_WHAT IS ASKED_
Copy out all lines of the records in which the word "bilan" appears.

Stored items
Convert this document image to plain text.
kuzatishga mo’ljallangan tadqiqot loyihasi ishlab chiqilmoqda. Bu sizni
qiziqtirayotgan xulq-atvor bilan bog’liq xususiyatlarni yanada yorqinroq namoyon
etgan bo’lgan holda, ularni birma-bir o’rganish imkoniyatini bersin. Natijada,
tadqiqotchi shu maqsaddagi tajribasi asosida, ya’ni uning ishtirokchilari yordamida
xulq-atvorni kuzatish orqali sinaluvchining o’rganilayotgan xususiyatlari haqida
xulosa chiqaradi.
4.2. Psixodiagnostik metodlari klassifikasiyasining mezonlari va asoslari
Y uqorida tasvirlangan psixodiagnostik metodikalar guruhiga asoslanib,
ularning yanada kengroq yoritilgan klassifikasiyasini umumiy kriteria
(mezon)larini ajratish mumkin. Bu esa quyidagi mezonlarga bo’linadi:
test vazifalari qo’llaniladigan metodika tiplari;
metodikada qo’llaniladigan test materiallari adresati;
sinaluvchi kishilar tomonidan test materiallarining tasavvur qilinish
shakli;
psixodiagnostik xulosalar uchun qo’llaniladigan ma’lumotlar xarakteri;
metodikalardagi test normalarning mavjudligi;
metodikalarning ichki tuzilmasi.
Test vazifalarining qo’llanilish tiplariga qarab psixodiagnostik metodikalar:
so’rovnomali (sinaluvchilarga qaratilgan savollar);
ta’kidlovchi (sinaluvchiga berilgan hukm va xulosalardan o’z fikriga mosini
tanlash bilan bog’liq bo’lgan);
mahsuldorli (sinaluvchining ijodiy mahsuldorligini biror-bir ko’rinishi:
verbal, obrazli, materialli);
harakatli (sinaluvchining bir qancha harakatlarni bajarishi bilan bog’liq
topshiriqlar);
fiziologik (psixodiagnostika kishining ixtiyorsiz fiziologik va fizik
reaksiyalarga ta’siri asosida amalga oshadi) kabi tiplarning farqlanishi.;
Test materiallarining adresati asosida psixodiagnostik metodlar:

_FULL SOLUTION_
qiziqtirayotgan xulq-atvor bilan bog’liq xususiyatlarni yanada yorqinroq namoyon
tanlash bilan bog’liq bo’lgan);
harakatli (sinaluvchining bir qancha harakatlarni bajarishi bilan bog’liq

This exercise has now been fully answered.